Data records:
'''

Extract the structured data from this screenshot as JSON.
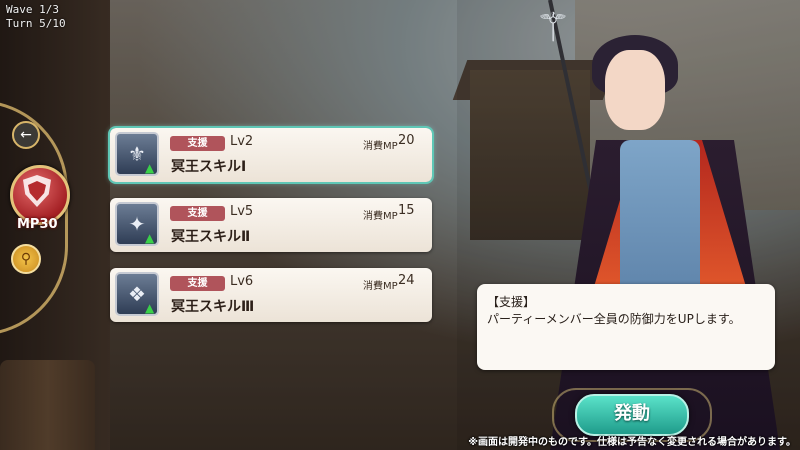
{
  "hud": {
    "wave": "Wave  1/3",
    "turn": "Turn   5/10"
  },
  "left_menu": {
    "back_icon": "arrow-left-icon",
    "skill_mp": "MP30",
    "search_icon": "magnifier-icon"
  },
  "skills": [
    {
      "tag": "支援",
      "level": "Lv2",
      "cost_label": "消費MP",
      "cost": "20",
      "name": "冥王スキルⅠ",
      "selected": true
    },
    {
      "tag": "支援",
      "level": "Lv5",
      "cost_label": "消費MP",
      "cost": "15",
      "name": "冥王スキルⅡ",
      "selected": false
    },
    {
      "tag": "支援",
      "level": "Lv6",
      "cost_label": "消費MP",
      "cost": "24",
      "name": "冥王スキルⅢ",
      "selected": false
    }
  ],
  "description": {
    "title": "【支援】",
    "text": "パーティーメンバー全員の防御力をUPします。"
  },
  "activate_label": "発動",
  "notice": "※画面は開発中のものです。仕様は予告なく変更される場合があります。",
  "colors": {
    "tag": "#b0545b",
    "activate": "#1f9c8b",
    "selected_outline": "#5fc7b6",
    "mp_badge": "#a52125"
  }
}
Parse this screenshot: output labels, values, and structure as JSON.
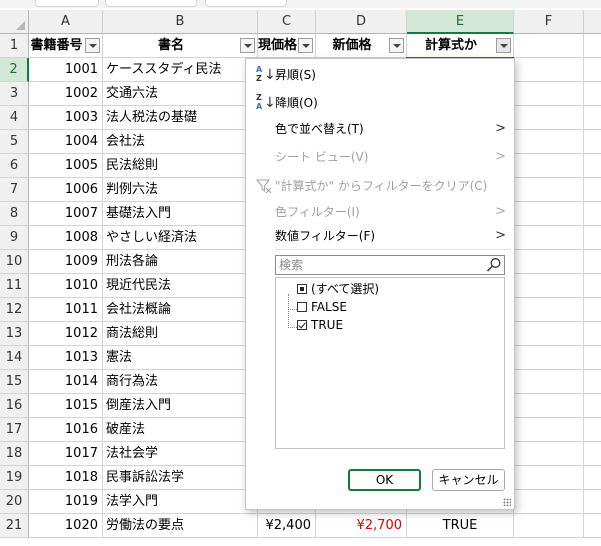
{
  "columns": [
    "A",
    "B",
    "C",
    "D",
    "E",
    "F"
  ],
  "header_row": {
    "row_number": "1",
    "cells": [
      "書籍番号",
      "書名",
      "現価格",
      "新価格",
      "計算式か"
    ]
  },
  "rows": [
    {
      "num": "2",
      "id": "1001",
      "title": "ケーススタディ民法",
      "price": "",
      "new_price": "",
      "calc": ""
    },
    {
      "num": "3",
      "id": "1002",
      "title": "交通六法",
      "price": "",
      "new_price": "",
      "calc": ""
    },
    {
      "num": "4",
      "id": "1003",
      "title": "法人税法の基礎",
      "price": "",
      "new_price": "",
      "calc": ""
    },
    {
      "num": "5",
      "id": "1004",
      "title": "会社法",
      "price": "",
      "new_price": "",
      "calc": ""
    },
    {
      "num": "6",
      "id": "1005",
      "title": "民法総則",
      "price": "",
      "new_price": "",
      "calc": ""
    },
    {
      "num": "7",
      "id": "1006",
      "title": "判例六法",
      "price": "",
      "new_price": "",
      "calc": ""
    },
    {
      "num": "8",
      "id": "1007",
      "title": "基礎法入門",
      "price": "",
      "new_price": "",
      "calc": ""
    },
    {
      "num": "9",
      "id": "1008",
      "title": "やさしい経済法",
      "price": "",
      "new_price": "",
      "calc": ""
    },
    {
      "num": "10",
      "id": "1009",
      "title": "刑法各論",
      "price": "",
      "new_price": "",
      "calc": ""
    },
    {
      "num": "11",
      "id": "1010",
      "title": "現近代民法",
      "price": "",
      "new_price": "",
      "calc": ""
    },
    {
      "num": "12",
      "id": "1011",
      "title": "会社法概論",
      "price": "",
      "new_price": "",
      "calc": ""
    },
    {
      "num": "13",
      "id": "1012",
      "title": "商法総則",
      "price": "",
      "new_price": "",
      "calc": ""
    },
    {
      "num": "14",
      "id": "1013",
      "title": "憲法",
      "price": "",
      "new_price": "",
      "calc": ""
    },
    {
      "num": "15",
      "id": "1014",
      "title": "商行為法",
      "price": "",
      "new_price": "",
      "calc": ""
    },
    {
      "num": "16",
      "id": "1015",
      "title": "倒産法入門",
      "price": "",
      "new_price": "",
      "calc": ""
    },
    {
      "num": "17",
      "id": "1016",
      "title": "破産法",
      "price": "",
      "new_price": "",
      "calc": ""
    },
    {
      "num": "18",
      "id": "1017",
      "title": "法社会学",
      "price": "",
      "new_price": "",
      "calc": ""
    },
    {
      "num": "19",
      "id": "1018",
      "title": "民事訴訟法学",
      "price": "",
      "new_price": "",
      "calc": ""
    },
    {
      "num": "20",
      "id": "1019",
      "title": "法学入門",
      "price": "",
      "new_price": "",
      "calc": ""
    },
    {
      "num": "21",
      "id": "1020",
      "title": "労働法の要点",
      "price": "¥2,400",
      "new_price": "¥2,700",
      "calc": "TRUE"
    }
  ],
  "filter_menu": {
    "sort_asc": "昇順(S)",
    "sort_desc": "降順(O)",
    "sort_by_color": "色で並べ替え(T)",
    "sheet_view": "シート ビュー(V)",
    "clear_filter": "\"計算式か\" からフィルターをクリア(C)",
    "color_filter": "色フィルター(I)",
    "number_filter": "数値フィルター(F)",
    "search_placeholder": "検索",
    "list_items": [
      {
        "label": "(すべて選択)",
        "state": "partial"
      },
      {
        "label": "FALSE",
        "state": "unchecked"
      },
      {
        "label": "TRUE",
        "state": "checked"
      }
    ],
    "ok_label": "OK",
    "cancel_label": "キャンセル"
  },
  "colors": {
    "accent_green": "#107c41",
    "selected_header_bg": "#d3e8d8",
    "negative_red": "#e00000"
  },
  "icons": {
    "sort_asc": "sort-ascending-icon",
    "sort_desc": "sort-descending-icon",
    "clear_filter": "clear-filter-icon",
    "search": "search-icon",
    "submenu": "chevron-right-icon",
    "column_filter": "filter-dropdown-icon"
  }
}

'''

EXERCISE BRIEF: Transcribe the records above exactly as they appear, leaving out any pictures.

ANSWER TO THIS EXERCISE:
Extract the structured data from this screenshot as JSON.
{
  "hud": {
    "wave": "Wave  1/3",
    "turn": "Turn   5/10"
  },
  "left_menu": {
    "back_icon": "arrow-left-icon",
    "skill_mp": "MP30",
    "search_icon": "magnifier-icon"
  },
  "skills": [
    {
      "tag": "支援",
      "level": "Lv2",
      "cost_label": "消費MP",
      "cost": "20",
      "name": "冥王スキルⅠ",
      "selected": true
    },
    {
      "tag": "支援",
      "level": "Lv5",
      "cost_label": "消費MP",
      "cost": "15",
      "name": "冥王スキルⅡ",
      "selected": false
    },
    {
      "tag": "支援",
      "level": "Lv6",
      "cost_label": "消費MP",
      "cost": "24",
      "name": "冥王スキルⅢ",
      "selected": false
    }
  ],
  "description": {
    "title": "【支援】",
    "text": "パーティーメンバー全員の防御力をUPします。"
  },
  "activate_label": "発動",
  "notice": "※画面は開発中のものです。仕様は予告なく変更される場合があります。",
  "colors": {
    "tag": "#b0545b",
    "activate": "#1f9c8b",
    "selected_outline": "#5fc7b6",
    "mp_badge": "#a52125"
  }
}
Parse this screenshot: output labels, values, and structure as JSON.
{
  "columns": [
    "A",
    "B",
    "C",
    "D",
    "E",
    "F"
  ],
  "header_row": {
    "row_number": "1",
    "cells": [
      "書籍番号",
      "書名",
      "現価格",
      "新価格",
      "計算式か"
    ]
  },
  "rows": [
    {
      "num": "2",
      "id": "1001",
      "title": "ケーススタディ民法",
      "price": "",
      "new_price": "",
      "calc": ""
    },
    {
      "num": "3",
      "id": "1002",
      "title": "交通六法",
      "price": "",
      "new_price": "",
      "calc": ""
    },
    {
      "num": "4",
      "id": "1003",
      "title": "法人税法の基礎",
      "price": "",
      "new_price": "",
      "calc": ""
    },
    {
      "num": "5",
      "id": "1004",
      "title": "会社法",
      "price": "",
      "new_price": "",
      "calc": ""
    },
    {
      "num": "6",
      "id": "1005",
      "title": "民法総則",
      "price": "",
      "new_price": "",
      "calc": ""
    },
    {
      "num": "7",
      "id": "1006",
      "title": "判例六法",
      "price": "",
      "new_price": "",
      "calc": ""
    },
    {
      "num": "8",
      "id": "1007",
      "title": "基礎法入門",
      "price": "",
      "new_price": "",
      "calc": ""
    },
    {
      "num": "9",
      "id": "1008",
      "title": "やさしい経済法",
      "price": "",
      "new_price": "",
      "calc": ""
    },
    {
      "num": "10",
      "id": "1009",
      "title": "刑法各論",
      "price": "",
      "new_price": "",
      "calc": ""
    },
    {
      "num": "11",
      "id": "1010",
      "title": "現近代民法",
      "price": "",
      "new_price": "",
      "calc": ""
    },
    {
      "num": "12",
      "id": "1011",
      "title": "会社法概論",
      "price": "",
      "new_price": "",
      "calc": ""
    },
    {
      "num": "13",
      "id": "1012",
      "title": "商法総則",
      "price": "",
      "new_price": "",
      "calc": ""
    },
    {
      "num": "14",
      "id": "1013",
      "title": "憲法",
      "price": "",
      "new_price": "",
      "calc": ""
    },
    {
      "num": "15",
      "id": "1014",
      "title": "商行為法",
      "price": "",
      "new_price": "",
      "calc": ""
    },
    {
      "num": "16",
      "id": "1015",
      "title": "倒産法入門",
      "price": "",
      "new_price": "",
      "calc": ""
    },
    {
      "num": "17",
      "id": "1016",
      "title": "破産法",
      "price": "",
      "new_price": "",
      "calc": ""
    },
    {
      "num": "18",
      "id": "1017",
      "title": "法社会学",
      "price": "",
      "new_price": "",
      "calc": ""
    },
    {
      "num": "19",
      "id": "1018",
      "title": "民事訴訟法学",
      "price": "",
      "new_price": "",
      "calc": ""
    },
    {
      "num": "20",
      "id": "1019",
      "title": "法学入門",
      "price": "",
      "new_price": "",
      "calc": ""
    },
    {
      "num": "21",
      "id": "1020",
      "title": "労働法の要点",
      "price": "¥2,400",
      "new_price": "¥2,700",
      "calc": "TRUE"
    }
  ],
  "filter_menu": {
    "sort_asc": "昇順(S)",
    "sort_desc": "降順(O)",
    "sort_by_color": "色で並べ替え(T)",
    "sheet_view": "シート ビュー(V)",
    "clear_filter": "\"計算式か\" からフィルターをクリア(C)",
    "color_filter": "色フィルター(I)",
    "number_filter": "数値フィルター(F)",
    "search_placeholder": "検索",
    "list_items": [
      {
        "label": "(すべて選択)",
        "state": "partial"
      },
      {
        "label": "FALSE",
        "state": "unchecked"
      },
      {
        "label": "TRUE",
        "state": "checked"
      }
    ],
    "ok_label": "OK",
    "cancel_label": "キャンセル"
  },
  "colors": {
    "accent_green": "#107c41",
    "selected_header_bg": "#d3e8d8",
    "negative_red": "#e00000"
  },
  "icons": {
    "sort_asc": "sort-ascending-icon",
    "sort_desc": "sort-descending-icon",
    "clear_filter": "clear-filter-icon",
    "search": "search-icon",
    "submenu": "chevron-right-icon",
    "column_filter": "filter-dropdown-icon"
  }
}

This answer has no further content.